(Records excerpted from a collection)
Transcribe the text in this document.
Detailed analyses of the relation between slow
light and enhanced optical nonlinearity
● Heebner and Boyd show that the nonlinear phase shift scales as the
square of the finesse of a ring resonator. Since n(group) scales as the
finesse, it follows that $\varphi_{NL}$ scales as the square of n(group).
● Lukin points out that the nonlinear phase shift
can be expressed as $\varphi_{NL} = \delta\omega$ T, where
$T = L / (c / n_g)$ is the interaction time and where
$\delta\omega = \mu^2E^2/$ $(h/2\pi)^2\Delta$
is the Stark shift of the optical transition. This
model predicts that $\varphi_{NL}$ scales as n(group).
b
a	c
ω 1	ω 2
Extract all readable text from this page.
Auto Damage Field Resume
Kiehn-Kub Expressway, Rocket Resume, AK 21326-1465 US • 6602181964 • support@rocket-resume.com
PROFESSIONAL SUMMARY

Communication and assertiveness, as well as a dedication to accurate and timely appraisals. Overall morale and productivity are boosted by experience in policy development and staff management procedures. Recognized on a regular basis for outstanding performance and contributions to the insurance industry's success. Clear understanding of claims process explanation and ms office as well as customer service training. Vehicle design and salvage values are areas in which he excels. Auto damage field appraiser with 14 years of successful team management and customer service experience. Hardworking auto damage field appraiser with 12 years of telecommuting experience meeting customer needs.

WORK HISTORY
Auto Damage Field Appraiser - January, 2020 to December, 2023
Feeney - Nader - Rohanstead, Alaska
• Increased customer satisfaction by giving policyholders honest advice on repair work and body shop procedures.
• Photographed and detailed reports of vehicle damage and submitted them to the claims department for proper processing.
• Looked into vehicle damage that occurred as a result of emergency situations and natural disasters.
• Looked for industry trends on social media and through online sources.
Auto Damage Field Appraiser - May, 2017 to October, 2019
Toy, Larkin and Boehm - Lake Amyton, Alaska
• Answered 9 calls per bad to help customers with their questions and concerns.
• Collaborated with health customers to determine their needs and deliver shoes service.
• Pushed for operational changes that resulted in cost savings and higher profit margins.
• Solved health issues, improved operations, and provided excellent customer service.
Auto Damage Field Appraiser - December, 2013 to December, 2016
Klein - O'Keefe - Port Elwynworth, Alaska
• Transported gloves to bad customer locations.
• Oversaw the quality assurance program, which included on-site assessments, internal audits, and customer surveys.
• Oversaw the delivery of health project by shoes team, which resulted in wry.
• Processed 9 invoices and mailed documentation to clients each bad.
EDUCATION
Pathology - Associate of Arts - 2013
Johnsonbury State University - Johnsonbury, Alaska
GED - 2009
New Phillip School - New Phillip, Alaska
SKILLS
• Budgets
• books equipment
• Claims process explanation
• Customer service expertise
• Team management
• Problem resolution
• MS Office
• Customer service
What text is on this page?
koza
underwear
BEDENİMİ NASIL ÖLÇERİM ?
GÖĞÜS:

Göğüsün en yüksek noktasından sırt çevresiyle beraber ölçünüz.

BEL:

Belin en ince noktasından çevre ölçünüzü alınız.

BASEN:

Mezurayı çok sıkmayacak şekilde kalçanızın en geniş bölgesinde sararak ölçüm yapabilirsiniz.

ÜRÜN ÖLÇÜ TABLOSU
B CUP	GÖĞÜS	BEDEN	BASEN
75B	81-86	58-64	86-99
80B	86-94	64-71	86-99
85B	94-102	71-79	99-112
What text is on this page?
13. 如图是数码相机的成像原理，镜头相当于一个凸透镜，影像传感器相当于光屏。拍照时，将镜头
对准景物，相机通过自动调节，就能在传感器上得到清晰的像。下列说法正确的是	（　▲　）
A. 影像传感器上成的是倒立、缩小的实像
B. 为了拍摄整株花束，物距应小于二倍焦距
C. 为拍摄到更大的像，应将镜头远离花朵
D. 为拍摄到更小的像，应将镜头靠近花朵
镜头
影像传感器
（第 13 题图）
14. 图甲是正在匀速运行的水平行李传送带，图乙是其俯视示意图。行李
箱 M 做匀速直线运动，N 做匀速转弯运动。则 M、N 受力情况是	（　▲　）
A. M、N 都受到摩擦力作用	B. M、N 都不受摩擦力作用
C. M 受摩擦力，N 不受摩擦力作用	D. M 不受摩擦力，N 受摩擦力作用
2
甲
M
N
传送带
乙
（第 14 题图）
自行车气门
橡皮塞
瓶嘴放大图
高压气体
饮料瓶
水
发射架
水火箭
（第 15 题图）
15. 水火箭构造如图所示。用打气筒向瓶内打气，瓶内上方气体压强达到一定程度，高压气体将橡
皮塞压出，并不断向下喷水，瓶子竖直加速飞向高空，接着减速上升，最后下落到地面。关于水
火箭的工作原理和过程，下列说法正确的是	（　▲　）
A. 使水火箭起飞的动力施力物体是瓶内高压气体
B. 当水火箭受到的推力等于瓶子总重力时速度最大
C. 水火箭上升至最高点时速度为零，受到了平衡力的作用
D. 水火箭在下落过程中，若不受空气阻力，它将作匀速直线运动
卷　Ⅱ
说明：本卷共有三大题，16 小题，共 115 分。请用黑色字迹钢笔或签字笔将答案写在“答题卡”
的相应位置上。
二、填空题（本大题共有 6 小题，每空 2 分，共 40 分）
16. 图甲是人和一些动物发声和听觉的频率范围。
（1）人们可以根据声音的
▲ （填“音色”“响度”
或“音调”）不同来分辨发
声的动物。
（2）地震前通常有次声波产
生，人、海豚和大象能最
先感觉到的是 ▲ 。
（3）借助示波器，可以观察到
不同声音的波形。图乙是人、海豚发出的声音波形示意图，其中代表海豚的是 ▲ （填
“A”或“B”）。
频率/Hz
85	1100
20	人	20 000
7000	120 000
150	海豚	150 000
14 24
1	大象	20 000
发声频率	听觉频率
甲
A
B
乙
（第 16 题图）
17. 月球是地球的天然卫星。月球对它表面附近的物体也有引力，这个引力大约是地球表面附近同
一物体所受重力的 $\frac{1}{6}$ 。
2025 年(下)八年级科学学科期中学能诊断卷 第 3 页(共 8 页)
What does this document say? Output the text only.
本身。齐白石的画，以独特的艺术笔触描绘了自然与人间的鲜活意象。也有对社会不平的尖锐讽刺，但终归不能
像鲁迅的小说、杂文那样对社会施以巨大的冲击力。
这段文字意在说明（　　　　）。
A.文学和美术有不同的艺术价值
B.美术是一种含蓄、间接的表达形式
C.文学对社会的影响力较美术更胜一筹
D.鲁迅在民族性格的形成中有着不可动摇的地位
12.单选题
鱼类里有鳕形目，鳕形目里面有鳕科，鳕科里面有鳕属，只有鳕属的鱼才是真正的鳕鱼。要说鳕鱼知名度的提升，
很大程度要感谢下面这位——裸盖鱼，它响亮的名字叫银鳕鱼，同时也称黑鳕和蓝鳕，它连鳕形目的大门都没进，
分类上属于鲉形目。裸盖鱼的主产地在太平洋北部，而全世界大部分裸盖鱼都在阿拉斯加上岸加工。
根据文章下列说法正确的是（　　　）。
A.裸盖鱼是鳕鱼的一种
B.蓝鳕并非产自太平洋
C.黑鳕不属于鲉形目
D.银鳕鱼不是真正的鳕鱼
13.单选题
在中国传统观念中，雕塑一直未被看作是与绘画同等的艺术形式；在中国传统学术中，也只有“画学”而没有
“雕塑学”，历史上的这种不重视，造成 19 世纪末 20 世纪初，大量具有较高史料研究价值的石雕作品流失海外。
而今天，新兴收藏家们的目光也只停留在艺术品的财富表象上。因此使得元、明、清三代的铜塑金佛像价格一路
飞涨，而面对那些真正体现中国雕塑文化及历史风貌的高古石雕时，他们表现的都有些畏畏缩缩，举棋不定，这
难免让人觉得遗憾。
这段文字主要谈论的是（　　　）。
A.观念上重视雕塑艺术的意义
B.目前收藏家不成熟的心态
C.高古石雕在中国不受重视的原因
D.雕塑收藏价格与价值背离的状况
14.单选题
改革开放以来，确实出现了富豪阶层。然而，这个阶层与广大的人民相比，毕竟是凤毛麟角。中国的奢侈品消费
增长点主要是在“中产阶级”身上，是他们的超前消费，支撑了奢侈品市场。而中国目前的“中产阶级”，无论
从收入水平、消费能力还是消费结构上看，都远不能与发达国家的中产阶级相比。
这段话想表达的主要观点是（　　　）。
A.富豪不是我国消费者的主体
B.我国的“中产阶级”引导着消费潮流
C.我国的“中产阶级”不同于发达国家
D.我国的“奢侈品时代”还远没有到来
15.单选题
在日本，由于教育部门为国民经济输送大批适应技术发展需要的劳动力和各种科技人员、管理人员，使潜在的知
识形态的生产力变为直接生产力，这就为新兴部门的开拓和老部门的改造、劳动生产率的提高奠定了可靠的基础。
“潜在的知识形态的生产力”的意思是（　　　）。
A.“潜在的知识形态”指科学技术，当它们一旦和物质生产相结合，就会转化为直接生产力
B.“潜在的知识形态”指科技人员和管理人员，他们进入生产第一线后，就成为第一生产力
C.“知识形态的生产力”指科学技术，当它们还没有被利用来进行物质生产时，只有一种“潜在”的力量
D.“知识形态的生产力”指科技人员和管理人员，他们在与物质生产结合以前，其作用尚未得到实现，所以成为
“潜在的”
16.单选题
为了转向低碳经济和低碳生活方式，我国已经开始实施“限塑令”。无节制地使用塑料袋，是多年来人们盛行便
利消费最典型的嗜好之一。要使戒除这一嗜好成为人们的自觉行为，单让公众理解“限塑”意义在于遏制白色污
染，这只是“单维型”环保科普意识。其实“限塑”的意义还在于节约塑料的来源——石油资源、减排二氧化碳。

■ DIRECTIVE ■
Only the lines from the one that contains "What does this" to the end of the data should be output, exactly as they appear.

■ ANSWER TO THIS TASK ■
What does this document say? Output the text only.
本身。齐白石的画，以独特的艺术笔触描绘了自然与人间的鲜活意象。也有对社会不平的尖锐讽刺，但终归不能
像鲁迅的小说、杂文那样对社会施以巨大的冲击力。
这段文字意在说明（　　　　）。
A.文学和美术有不同的艺术价值
B.美术是一种含蓄、间接的表达形式
C.文学对社会的影响力较美术更胜一筹
D.鲁迅在民族性格的形成中有着不可动摇的地位
12.单选题
鱼类里有鳕形目，鳕形目里面有鳕科，鳕科里面有鳕属，只有鳕属的鱼才是真正的鳕鱼。要说鳕鱼知名度的提升，
很大程度要感谢下面这位——裸盖鱼，它响亮的名字叫银鳕鱼，同时也称黑鳕和蓝鳕，它连鳕形目的大门都没进，
分类上属于鲉形目。裸盖鱼的主产地在太平洋北部，而全世界大部分裸盖鱼都在阿拉斯加上岸加工。
根据文章下列说法正确的是（　　　）。
A.裸盖鱼是鳕鱼的一种
B.蓝鳕并非产自太平洋
C.黑鳕不属于鲉形目
D.银鳕鱼不是真正的鳕鱼
13.单选题
在中国传统观念中，雕塑一直未被看作是与绘画同等的艺术形式；在中国传统学术中，也只有“画学”而没有
“雕塑学”，历史上的这种不重视，造成 19 世纪末 20 世纪初，大量具有较高史料研究价值的石雕作品流失海外。
而今天，新兴收藏家们的目光也只停留在艺术品的财富表象上。因此使得元、明、清三代的铜塑金佛像价格一路
飞涨，而面对那些真正体现中国雕塑文化及历史风貌的高古石雕时，他们表现的都有些畏畏缩缩，举棋不定，这
难免让人觉得遗憾。
这段文字主要谈论的是（　　　）。
A.观念上重视雕塑艺术的意义
B.目前收藏家不成熟的心态
C.高古石雕在中国不受重视的原因
D.雕塑收藏价格与价值背离的状况
14.单选题
改革开放以来，确实出现了富豪阶层。然而，这个阶层与广大的人民相比，毕竟是凤毛麟角。中国的奢侈品消费
增长点主要是在“中产阶级”身上，是他们的超前消费，支撑了奢侈品市场。而中国目前的“中产阶级”，无论
从收入水平、消费能力还是消费结构上看，都远不能与发达国家的中产阶级相比。
这段话想表达的主要观点是（　　　）。
A.富豪不是我国消费者的主体
B.我国的“中产阶级”引导着消费潮流
C.我国的“中产阶级”不同于发达国家
D.我国的“奢侈品时代”还远没有到来
15.单选题
在日本，由于教育部门为国民经济输送大批适应技术发展需要的劳动力和各种科技人员、管理人员，使潜在的知
识形态的生产力变为直接生产力，这就为新兴部门的开拓和老部门的改造、劳动生产率的提高奠定了可靠的基础。
“潜在的知识形态的生产力”的意思是（　　　）。
A.“潜在的知识形态”指科学技术，当它们一旦和物质生产相结合，就会转化为直接生产力
B.“潜在的知识形态”指科技人员和管理人员，他们进入生产第一线后，就成为第一生产力
C.“知识形态的生产力”指科学技术，当它们还没有被利用来进行物质生产时，只有一种“潜在”的力量
D.“知识形态的生产力”指科技人员和管理人员，他们在与物质生产结合以前，其作用尚未得到实现，所以成为
“潜在的”
16.单选题
为了转向低碳经济和低碳生活方式，我国已经开始实施“限塑令”。无节制地使用塑料袋，是多年来人们盛行便
利消费最典型的嗜好之一。要使戒除这一嗜好成为人们的自觉行为，单让公众理解“限塑”意义在于遏制白色污
染，这只是“单维型”环保科普意识。其实“限塑”的意义还在于节约塑料的来源——石油资源、减排二氧化碳。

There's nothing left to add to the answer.